Raw records

========================================

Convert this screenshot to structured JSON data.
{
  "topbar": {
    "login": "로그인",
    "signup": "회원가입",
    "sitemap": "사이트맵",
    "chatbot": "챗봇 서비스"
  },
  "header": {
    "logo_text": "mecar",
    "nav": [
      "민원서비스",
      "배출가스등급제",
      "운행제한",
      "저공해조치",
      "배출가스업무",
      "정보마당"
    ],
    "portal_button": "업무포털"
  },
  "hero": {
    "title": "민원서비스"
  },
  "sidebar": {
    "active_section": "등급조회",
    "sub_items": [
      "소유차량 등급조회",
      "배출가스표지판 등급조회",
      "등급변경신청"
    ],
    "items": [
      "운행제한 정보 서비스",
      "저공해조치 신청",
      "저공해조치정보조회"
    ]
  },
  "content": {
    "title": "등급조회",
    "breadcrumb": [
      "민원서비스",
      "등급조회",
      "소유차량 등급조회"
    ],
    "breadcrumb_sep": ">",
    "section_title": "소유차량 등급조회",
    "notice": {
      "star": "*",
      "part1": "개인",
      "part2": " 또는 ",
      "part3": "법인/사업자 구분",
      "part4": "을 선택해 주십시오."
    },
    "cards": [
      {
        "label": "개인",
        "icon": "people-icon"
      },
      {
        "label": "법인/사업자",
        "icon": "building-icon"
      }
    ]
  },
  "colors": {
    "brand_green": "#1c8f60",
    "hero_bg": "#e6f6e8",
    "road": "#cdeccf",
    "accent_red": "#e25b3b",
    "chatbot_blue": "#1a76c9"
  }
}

========================================

Problem to work on – Make an exact copy of the data above.

Expected output –
Convert this screenshot to structured JSON data.
{
  "topbar": {
    "login": "로그인",
    "signup": "회원가입",
    "sitemap": "사이트맵",
    "chatbot": "챗봇 서비스"
  },
  "header": {
    "logo_text": "mecar",
    "nav": [
      "민원서비스",
      "배출가스등급제",
      "운행제한",
      "저공해조치",
      "배출가스업무",
      "정보마당"
    ],
    "portal_button": "업무포털"
  },
  "hero": {
    "title": "민원서비스"
  },
  "sidebar": {
    "active_section": "등급조회",
    "sub_items": [
      "소유차량 등급조회",
      "배출가스표지판 등급조회",
      "등급변경신청"
    ],
    "items": [
      "운행제한 정보 서비스",
      "저공해조치 신청",
      "저공해조치정보조회"
    ]
  },
  "content": {
    "title": "등급조회",
    "breadcrumb": [
      "민원서비스",
      "등급조회",
      "소유차량 등급조회"
    ],
    "breadcrumb_sep": ">",
    "section_title": "소유차량 등급조회",
    "notice": {
      "star": "*",
      "part1": "개인",
      "part2": " 또는 ",
      "part3": "법인/사업자 구분",
      "part4": "을 선택해 주십시오."
    },
    "cards": [
      {
        "label": "개인",
        "icon": "people-icon"
      },
      {
        "label": "법인/사업자",
        "icon": "building-icon"
      }
    ]
  },
  "colors": {
    "brand_green": "#1c8f60",
    "hero_bg": "#e6f6e8",
    "road": "#cdeccf",
    "accent_red": "#e25b3b",
    "chatbot_blue": "#1a76c9"
  }
}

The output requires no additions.